From the listing below, extract each entry exactly as written, minus the images.

[Dataset items]
= = =

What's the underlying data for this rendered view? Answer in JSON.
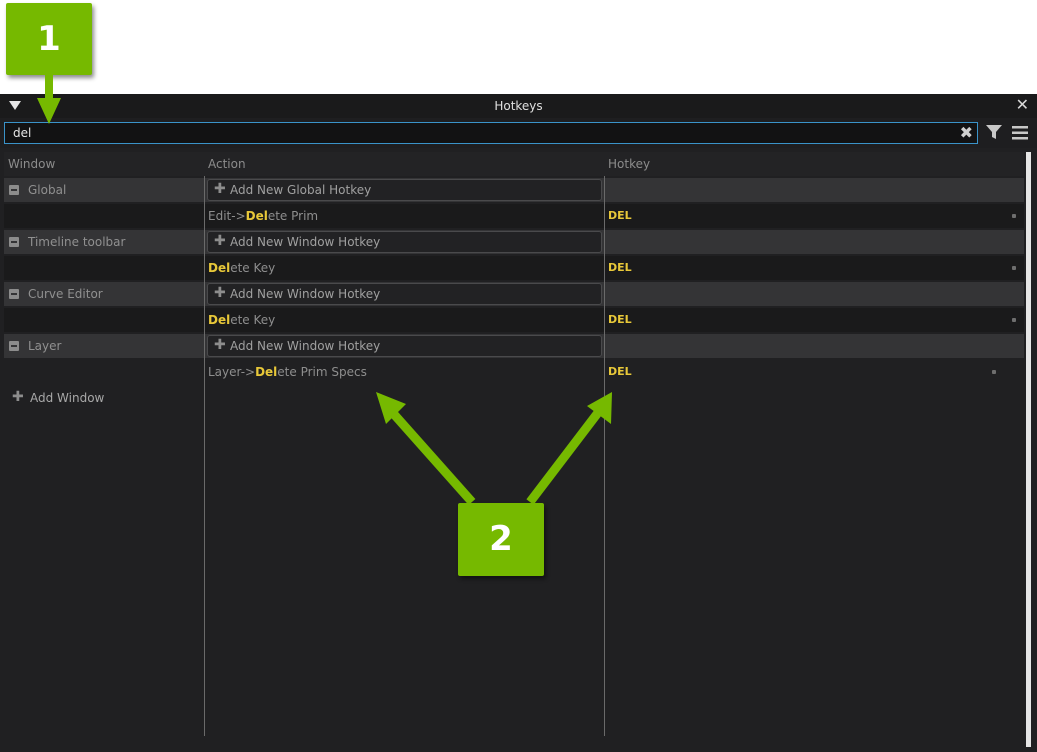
{
  "window": {
    "title": "Hotkeys",
    "close_icon": "close-icon",
    "menu_icon": "triangle-down-icon"
  },
  "search": {
    "value": "del",
    "clear_icon": "clear-x-icon",
    "filter_icon": "filter-icon",
    "options_icon": "hamburger-menu-icon"
  },
  "columns": {
    "window": "Window",
    "action": "Action",
    "hotkey": "Hotkey"
  },
  "groups": [
    {
      "name": "Global",
      "add_label": "Add New Global Hotkey",
      "item": {
        "prefix": "Edit->",
        "match": "Del",
        "suffix": "ete Prim",
        "hotkey": "DEL"
      }
    },
    {
      "name": "Timeline toolbar",
      "add_label": "Add New Window Hotkey",
      "item": {
        "prefix": "",
        "match": "Del",
        "suffix": "ete Key",
        "hotkey": "DEL"
      }
    },
    {
      "name": "Curve Editor",
      "add_label": "Add New Window Hotkey",
      "item": {
        "prefix": "",
        "match": "Del",
        "suffix": "ete Key",
        "hotkey": "DEL"
      }
    },
    {
      "name": "Layer",
      "add_label": "Add New Window Hotkey",
      "item": {
        "prefix": "Layer->",
        "match": "Del",
        "suffix": "ete Prim Specs",
        "hotkey": "DEL"
      }
    }
  ],
  "add_window_label": "Add Window",
  "callouts": {
    "one": "1",
    "two": "2"
  },
  "colors": {
    "accent_green": "#76b900",
    "highlight_yellow": "#e8c839",
    "search_border": "#3a93c9",
    "panel_bg": "#202022"
  }
}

= = =

* _Task answer_:
What's the underlying data for this rendered view? Answer in JSON.
{
  "window": {
    "title": "Hotkeys",
    "close_icon": "close-icon",
    "menu_icon": "triangle-down-icon"
  },
  "search": {
    "value": "del",
    "clear_icon": "clear-x-icon",
    "filter_icon": "filter-icon",
    "options_icon": "hamburger-menu-icon"
  },
  "columns": {
    "window": "Window",
    "action": "Action",
    "hotkey": "Hotkey"
  },
  "groups": [
    {
      "name": "Global",
      "add_label": "Add New Global Hotkey",
      "item": {
        "prefix": "Edit->",
        "match": "Del",
        "suffix": "ete Prim",
        "hotkey": "DEL"
      }
    },
    {
      "name": "Timeline toolbar",
      "add_label": "Add New Window Hotkey",
      "item": {
        "prefix": "",
        "match": "Del",
        "suffix": "ete Key",
        "hotkey": "DEL"
      }
    },
    {
      "name": "Curve Editor",
      "add_label": "Add New Window Hotkey",
      "item": {
        "prefix": "",
        "match": "Del",
        "suffix": "ete Key",
        "hotkey": "DEL"
      }
    },
    {
      "name": "Layer",
      "add_label": "Add New Window Hotkey",
      "item": {
        "prefix": "Layer->",
        "match": "Del",
        "suffix": "ete Prim Specs",
        "hotkey": "DEL"
      }
    }
  ],
  "add_window_label": "Add Window",
  "callouts": {
    "one": "1",
    "two": "2"
  },
  "colors": {
    "accent_green": "#76b900",
    "highlight_yellow": "#e8c839",
    "search_border": "#3a93c9",
    "panel_bg": "#202022"
  }
}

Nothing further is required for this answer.